Lines of data:

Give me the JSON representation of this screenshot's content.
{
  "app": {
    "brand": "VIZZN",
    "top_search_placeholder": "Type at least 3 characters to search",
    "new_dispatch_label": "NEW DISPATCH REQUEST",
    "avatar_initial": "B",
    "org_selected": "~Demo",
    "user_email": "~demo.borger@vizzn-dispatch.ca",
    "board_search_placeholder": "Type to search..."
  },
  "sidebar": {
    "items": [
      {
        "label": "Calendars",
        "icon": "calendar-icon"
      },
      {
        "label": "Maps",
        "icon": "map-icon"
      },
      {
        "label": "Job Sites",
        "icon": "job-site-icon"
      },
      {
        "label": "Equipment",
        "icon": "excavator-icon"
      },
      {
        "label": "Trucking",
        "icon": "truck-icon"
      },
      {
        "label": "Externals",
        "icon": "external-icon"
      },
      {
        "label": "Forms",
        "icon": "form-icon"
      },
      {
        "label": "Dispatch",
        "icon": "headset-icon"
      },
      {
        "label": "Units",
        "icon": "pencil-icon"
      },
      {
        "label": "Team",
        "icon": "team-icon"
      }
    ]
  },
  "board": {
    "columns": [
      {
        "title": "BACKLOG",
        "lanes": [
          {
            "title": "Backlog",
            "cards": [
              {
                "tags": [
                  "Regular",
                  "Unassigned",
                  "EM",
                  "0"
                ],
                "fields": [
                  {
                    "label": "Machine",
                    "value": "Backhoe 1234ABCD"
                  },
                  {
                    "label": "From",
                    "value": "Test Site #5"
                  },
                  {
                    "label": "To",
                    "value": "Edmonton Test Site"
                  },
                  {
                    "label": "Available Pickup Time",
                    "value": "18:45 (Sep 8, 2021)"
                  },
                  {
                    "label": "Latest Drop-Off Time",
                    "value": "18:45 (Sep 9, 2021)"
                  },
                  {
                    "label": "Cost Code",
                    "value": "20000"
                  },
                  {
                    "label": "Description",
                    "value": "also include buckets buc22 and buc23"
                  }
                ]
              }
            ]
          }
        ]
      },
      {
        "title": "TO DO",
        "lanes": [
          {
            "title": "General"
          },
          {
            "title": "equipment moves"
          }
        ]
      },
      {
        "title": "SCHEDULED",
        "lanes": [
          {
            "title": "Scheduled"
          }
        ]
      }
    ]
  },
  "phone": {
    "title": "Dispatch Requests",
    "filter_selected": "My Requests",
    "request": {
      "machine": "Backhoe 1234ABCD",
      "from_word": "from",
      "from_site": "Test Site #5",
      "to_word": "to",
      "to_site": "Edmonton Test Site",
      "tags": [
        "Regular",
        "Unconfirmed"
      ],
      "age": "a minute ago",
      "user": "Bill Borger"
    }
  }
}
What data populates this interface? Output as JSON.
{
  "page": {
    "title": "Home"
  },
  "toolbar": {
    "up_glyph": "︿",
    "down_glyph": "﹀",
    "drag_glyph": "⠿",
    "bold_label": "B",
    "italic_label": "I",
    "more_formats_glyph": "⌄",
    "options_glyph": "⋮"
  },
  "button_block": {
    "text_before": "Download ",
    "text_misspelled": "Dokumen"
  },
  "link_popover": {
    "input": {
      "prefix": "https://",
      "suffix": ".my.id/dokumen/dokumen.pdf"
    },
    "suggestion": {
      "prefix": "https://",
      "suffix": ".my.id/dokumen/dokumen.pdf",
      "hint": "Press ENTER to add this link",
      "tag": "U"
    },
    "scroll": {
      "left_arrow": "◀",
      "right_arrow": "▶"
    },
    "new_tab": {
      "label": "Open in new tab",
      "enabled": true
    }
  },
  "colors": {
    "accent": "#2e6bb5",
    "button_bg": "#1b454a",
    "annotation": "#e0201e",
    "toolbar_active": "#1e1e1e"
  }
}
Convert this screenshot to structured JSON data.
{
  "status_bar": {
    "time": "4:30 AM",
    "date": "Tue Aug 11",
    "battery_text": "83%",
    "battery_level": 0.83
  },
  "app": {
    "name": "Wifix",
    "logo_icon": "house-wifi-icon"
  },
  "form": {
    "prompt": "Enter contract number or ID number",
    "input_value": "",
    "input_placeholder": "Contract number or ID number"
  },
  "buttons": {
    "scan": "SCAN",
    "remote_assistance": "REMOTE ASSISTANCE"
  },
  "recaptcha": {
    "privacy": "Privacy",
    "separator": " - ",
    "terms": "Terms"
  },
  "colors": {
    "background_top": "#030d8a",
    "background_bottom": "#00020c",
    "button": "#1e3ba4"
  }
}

- [Exercise details]:
Reproduce each line of the entries in which the word "icon" is found.

- [Response]:
        "icon": "calendar-icon"
        "icon": "map-icon"
        "icon": "job-site-icon"
        "icon": "excavator-icon"
        "icon": "truck-icon"
        "icon": "external-icon"
        "icon": "form-icon"
        "icon": "headset-icon"
        "icon": "pencil-icon"
        "icon": "team-icon"
    "logo_icon": "house-wifi-icon"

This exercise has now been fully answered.